# [Data supplied]
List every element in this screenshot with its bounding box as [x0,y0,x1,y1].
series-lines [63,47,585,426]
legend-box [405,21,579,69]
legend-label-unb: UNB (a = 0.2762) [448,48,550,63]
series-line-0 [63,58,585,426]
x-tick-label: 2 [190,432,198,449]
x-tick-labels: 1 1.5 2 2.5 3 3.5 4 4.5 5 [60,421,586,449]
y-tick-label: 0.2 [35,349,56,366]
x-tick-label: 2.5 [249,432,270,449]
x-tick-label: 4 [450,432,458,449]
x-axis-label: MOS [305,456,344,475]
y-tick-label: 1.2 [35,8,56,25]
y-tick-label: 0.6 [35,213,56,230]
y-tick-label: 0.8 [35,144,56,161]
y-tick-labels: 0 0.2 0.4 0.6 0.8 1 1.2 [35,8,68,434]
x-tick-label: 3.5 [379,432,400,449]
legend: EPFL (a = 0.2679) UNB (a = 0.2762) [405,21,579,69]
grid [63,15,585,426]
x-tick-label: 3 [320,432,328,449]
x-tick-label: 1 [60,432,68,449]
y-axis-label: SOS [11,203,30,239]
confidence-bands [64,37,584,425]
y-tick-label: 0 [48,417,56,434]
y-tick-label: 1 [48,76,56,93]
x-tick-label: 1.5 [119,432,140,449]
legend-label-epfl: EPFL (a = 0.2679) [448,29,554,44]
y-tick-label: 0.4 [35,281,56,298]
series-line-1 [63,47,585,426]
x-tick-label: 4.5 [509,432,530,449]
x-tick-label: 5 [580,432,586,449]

# [Stated exercise]
Copy the material word for word, from its very first line down through the line that contains "legend-label-epfl: EPFL (a", including that line.

# [Solution]
List every element in this screenshot with its bounding box as [x0,y0,x1,y1].
series-lines [63,47,585,426]
legend-box [405,21,579,69]
legend-label-unb: UNB (a = 0.2762) [448,48,550,63]
series-line-0 [63,58,585,426]
x-tick-label: 2 [190,432,198,449]
x-tick-labels: 1 1.5 2 2.5 3 3.5 4 4.5 5 [60,421,586,449]
y-tick-label: 0.2 [35,349,56,366]
x-tick-label: 2.5 [249,432,270,449]
x-tick-label: 4 [450,432,458,449]
x-axis-label: MOS [305,456,344,475]
y-tick-label: 1.2 [35,8,56,25]
y-tick-label: 0.6 [35,213,56,230]
y-tick-label: 0.8 [35,144,56,161]
y-tick-labels: 0 0.2 0.4 0.6 0.8 1 1.2 [35,8,68,434]
x-tick-label: 3.5 [379,432,400,449]
legend: EPFL (a = 0.2679) UNB (a = 0.2762) [405,21,579,69]
grid [63,15,585,426]
x-tick-label: 3 [320,432,328,449]
x-tick-label: 1 [60,432,68,449]
y-axis-label: SOS [11,203,30,239]
confidence-bands [64,37,584,425]
y-tick-label: 0 [48,417,56,434]
y-tick-label: 1 [48,76,56,93]
x-tick-label: 1.5 [119,432,140,449]
legend-label-epfl: EPFL (a = 0.2679) [448,29,554,44]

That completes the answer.